*Work to complete:*
Pull out every line below holding the word "cuando".

*Provided records:*

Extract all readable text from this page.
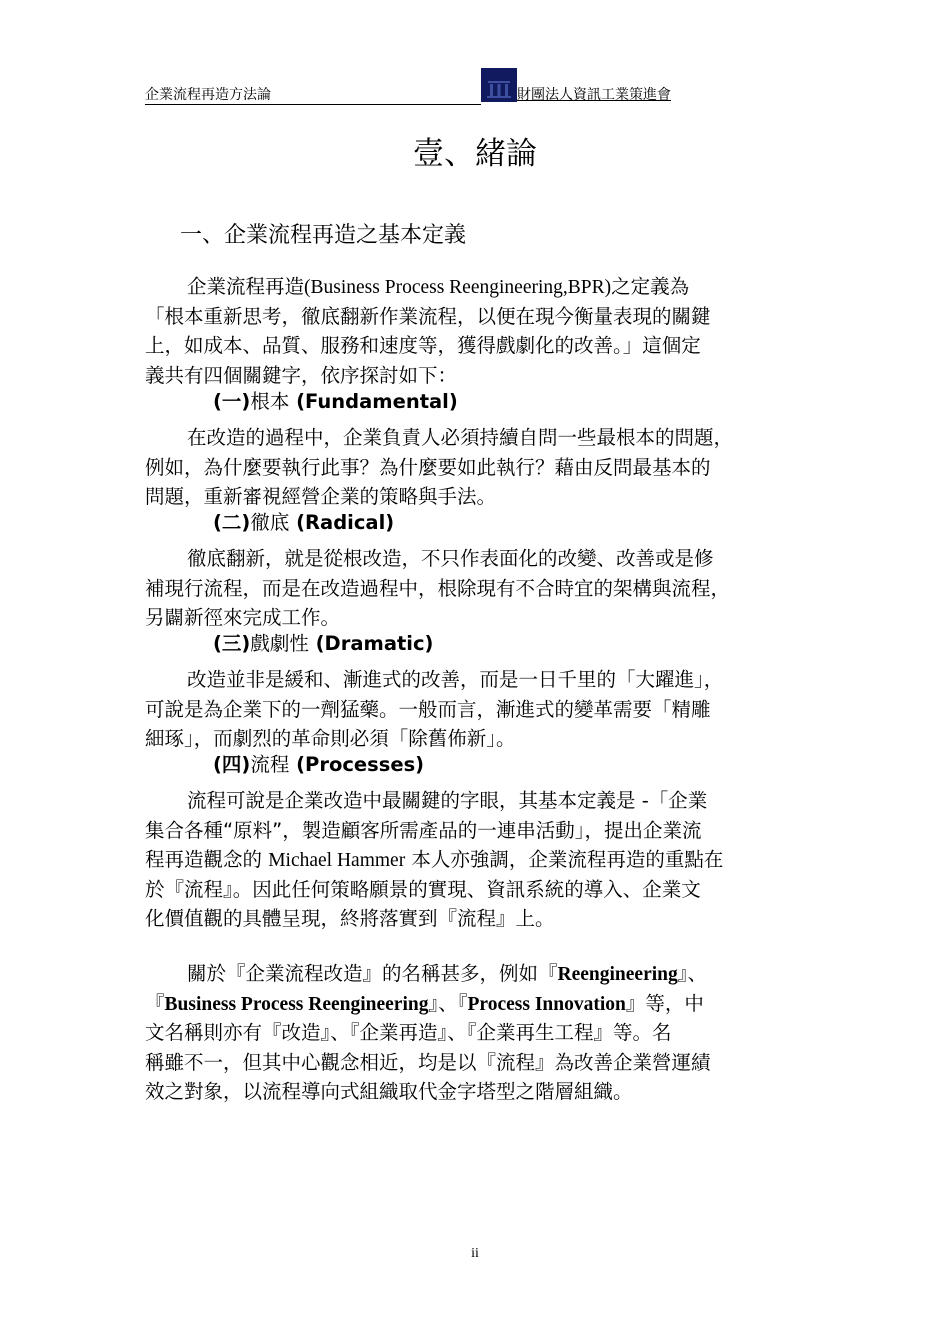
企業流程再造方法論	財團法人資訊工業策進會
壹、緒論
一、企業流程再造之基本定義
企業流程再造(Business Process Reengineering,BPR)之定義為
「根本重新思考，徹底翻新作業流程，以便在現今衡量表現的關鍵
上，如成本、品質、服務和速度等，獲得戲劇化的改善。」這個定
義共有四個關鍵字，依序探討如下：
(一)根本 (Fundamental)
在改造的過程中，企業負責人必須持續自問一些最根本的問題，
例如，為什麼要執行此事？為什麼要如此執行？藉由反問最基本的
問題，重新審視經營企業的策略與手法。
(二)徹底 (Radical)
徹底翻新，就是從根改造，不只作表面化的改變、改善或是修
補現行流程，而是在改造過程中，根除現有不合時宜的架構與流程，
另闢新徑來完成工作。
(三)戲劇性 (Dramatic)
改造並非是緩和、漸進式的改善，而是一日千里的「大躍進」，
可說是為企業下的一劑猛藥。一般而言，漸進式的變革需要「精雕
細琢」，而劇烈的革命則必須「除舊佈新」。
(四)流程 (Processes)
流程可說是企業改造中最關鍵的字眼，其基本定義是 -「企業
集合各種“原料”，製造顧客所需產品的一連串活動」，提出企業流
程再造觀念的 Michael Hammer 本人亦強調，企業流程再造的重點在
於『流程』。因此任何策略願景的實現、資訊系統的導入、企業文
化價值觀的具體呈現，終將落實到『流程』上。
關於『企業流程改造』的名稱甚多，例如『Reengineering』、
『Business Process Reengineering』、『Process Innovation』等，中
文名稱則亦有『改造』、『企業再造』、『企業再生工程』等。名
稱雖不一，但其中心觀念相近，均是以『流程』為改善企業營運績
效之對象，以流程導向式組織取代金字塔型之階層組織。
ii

...

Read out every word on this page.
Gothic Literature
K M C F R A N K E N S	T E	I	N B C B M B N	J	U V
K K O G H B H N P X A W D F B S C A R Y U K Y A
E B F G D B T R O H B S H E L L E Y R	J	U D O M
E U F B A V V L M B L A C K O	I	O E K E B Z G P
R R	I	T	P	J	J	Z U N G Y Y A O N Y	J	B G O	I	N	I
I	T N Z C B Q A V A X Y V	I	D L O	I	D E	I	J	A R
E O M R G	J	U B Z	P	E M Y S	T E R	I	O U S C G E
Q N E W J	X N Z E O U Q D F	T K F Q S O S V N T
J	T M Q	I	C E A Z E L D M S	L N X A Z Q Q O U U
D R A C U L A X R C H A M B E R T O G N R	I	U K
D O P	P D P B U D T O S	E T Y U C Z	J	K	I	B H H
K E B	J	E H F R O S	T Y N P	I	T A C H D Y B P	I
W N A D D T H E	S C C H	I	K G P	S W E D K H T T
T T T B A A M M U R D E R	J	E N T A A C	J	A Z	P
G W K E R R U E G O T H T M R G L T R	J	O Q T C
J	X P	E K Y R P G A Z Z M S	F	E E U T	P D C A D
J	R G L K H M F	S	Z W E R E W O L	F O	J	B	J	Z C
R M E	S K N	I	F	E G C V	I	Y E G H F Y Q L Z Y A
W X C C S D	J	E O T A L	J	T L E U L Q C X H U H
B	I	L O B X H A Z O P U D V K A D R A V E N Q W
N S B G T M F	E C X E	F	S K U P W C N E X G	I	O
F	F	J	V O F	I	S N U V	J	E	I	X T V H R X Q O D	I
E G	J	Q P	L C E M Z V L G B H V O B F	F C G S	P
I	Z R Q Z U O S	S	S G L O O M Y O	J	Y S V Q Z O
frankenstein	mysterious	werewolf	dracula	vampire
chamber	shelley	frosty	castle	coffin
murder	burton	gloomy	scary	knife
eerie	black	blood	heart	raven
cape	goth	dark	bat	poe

...

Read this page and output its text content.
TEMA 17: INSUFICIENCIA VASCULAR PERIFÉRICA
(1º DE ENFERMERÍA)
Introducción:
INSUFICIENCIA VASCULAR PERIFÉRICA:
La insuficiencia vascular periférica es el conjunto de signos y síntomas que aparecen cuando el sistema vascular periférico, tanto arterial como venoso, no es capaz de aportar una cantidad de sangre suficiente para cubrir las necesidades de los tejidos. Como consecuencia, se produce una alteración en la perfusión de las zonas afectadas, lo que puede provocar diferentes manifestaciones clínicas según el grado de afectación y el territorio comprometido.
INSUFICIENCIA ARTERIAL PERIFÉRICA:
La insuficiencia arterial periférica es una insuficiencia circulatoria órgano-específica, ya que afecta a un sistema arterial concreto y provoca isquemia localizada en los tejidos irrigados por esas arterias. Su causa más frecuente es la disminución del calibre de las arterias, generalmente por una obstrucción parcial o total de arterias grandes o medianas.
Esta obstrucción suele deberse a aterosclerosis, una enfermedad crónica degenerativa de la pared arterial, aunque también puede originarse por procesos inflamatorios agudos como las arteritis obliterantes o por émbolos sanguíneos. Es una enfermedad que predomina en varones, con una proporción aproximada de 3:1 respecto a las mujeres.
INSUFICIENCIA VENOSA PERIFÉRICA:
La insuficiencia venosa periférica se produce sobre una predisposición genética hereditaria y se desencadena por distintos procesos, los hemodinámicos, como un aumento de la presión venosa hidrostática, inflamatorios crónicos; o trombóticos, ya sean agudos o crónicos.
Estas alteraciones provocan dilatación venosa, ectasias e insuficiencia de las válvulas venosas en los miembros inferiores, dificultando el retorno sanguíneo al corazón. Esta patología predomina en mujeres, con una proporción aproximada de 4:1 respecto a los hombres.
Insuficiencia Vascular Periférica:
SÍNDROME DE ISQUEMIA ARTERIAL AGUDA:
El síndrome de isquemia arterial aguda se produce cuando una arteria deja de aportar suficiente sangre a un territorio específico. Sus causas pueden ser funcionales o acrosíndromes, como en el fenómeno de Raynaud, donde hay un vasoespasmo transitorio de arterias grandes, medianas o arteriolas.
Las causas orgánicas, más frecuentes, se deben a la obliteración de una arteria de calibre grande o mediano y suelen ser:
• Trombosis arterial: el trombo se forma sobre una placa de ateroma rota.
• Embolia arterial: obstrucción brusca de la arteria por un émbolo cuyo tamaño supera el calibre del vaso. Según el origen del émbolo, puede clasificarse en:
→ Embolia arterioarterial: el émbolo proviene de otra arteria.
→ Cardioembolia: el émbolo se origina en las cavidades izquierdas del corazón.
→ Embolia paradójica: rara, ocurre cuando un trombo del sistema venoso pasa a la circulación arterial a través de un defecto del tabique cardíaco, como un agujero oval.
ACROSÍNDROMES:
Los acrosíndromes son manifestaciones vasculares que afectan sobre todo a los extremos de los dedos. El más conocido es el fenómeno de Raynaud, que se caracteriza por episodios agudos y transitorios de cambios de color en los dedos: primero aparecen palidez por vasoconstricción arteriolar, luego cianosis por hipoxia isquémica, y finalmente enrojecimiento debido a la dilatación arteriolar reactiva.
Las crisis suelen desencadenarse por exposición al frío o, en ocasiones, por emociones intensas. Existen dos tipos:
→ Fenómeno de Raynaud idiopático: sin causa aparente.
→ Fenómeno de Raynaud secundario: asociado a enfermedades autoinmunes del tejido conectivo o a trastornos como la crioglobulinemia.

*The answer:*
La insuficiencia vascular periférica es el conjunto de signos y síntomas que aparecen cuando el sistema vascular periférico, tanto arterial como venoso, no es capaz de aportar una cantidad de sangre suficiente para cubrir las necesidades de los tejidos. Como consecuencia, se produce una alteración en la perfusión de las zonas afectadas, lo que puede provocar diferentes manifestaciones clínicas según el grado de afectación y el territorio comprometido.
El síndrome de isquemia arterial aguda se produce cuando una arteria deja de aportar suficiente sangre a un territorio específico. Sus causas pueden ser funcionales o acrosíndromes, como en el fenómeno de Raynaud, donde hay un vasoespasmo transitorio de arterias grandes, medianas o arteriolas.
→ Embolia paradójica: rara, ocurre cuando un trombo del sistema venoso pasa a la circulación arterial a través de un defecto del tabique cardíaco, como un agujero oval.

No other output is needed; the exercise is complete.